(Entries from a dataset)

--- BEGIN ---

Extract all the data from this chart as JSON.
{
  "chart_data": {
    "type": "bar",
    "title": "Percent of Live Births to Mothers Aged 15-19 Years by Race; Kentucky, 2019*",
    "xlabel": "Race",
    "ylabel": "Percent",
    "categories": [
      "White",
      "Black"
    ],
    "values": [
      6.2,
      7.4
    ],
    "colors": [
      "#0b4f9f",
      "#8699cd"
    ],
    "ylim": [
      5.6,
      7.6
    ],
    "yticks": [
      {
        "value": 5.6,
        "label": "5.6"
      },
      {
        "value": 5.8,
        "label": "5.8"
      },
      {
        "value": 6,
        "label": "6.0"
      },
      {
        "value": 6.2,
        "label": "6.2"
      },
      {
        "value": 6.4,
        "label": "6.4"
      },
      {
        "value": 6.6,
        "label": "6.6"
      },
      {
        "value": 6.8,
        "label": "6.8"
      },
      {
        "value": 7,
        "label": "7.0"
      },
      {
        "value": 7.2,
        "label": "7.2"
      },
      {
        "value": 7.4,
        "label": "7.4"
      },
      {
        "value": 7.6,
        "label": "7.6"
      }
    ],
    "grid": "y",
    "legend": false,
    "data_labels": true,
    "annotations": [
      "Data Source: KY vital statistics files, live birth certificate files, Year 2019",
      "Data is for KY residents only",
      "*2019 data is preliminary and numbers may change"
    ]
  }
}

--- END ---

- Set problem -
Produce an exact copy of all the records.

- Output for this task -
Extract all the data from this chart as JSON.
{
  "chart_data": {
    "type": "bar",
    "title": "Percent of Live Births to Mothers Aged 15-19 Years by Race; Kentucky, 2019*",
    "xlabel": "Race",
    "ylabel": "Percent",
    "categories": [
      "White",
      "Black"
    ],
    "values": [
      6.2,
      7.4
    ],
    "colors": [
      "#0b4f9f",
      "#8699cd"
    ],
    "ylim": [
      5.6,
      7.6
    ],
    "yticks": [
      {
        "value": 5.6,
        "label": "5.6"
      },
      {
        "value": 5.8,
        "label": "5.8"
      },
      {
        "value": 6,
        "label": "6.0"
      },
      {
        "value": 6.2,
        "label": "6.2"
      },
      {
        "value": 6.4,
        "label": "6.4"
      },
      {
        "value": 6.6,
        "label": "6.6"
      },
      {
        "value": 6.8,
        "label": "6.8"
      },
      {
        "value": 7,
        "label": "7.0"
      },
      {
        "value": 7.2,
        "label": "7.2"
      },
      {
        "value": 7.4,
        "label": "7.4"
      },
      {
        "value": 7.6,
        "label": "7.6"
      }
    ],
    "grid": "y",
    "legend": false,
    "data_labels": true,
    "annotations": [
      "Data Source: KY vital statistics files, live birth certificate files, Year 2019",
      "Data is for KY residents only",
      "*2019 data is preliminary and numbers may change"
    ]
  }
}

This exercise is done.